▶ [Goal of the exercise]
Return every line of the data below unchanged, character for character.

+ + + + +

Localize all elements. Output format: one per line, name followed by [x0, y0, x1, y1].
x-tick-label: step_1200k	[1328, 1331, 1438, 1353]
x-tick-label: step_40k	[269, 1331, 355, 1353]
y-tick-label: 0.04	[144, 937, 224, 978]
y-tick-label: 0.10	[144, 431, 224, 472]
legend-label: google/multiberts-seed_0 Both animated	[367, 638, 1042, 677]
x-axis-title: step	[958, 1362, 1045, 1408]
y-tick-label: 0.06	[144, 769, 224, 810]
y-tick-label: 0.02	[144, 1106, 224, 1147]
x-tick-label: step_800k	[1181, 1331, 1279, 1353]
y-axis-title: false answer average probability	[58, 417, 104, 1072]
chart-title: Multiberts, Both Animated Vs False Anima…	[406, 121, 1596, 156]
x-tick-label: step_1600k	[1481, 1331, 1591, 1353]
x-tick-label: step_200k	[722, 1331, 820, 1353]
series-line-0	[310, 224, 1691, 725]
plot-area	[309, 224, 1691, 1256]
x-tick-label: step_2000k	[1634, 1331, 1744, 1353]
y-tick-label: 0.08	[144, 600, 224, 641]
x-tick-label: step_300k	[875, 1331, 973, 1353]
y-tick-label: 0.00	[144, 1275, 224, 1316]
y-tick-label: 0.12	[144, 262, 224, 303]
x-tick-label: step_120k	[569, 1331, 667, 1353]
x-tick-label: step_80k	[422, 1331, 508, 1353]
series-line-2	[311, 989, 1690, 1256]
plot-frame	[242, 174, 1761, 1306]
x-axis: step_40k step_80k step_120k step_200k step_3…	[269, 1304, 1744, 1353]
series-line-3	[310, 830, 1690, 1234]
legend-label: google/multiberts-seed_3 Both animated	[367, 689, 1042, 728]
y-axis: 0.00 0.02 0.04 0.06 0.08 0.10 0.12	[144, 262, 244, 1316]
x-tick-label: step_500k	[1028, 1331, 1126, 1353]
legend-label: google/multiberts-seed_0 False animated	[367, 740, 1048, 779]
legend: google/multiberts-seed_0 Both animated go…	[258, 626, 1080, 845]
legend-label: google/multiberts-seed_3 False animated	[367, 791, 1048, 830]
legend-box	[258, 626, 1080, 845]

+ + + + +

▶ [Output below]
Localize all elements. Output format: one per line, name followed by [x0, y0, x1, y1].
x-tick-label: step_1200k	[1328, 1331, 1438, 1353]
x-tick-label: step_40k	[269, 1331, 355, 1353]
y-tick-label: 0.04	[144, 937, 224, 978]
y-tick-label: 0.10	[144, 431, 224, 472]
legend-label: google/multiberts-seed_0 Both animated	[367, 638, 1042, 677]
x-axis-title: step	[958, 1362, 1045, 1408]
y-tick-label: 0.06	[144, 769, 224, 810]
y-tick-label: 0.02	[144, 1106, 224, 1147]
x-tick-label: step_800k	[1181, 1331, 1279, 1353]
y-axis-title: false answer average probability	[58, 417, 104, 1072]
chart-title: Multiberts, Both Animated Vs False Anima…	[406, 121, 1596, 156]
x-tick-label: step_1600k	[1481, 1331, 1591, 1353]
x-tick-label: step_200k	[722, 1331, 820, 1353]
series-line-0	[310, 224, 1691, 725]
plot-area	[309, 224, 1691, 1256]
x-tick-label: step_2000k	[1634, 1331, 1744, 1353]
y-tick-label: 0.08	[144, 600, 224, 641]
x-tick-label: step_300k	[875, 1331, 973, 1353]
y-tick-label: 0.00	[144, 1275, 224, 1316]
y-tick-label: 0.12	[144, 262, 224, 303]
x-tick-label: step_120k	[569, 1331, 667, 1353]
x-tick-label: step_80k	[422, 1331, 508, 1353]
series-line-2	[311, 989, 1690, 1256]
plot-frame	[242, 174, 1761, 1306]
x-axis: step_40k step_80k step_120k step_200k step_3…	[269, 1304, 1744, 1353]
series-line-3	[310, 830, 1690, 1234]
legend-label: google/multiberts-seed_3 Both animated	[367, 689, 1042, 728]
y-axis: 0.00 0.02 0.04 0.06 0.08 0.10 0.12	[144, 262, 244, 1316]
x-tick-label: step_500k	[1028, 1331, 1126, 1353]
legend-label: google/multiberts-seed_0 False animated	[367, 740, 1048, 779]
legend: google/multiberts-seed_0 Both animated go…	[258, 626, 1080, 845]
legend-label: google/multiberts-seed_3 False animated	[367, 791, 1048, 830]
legend-box	[258, 626, 1080, 845]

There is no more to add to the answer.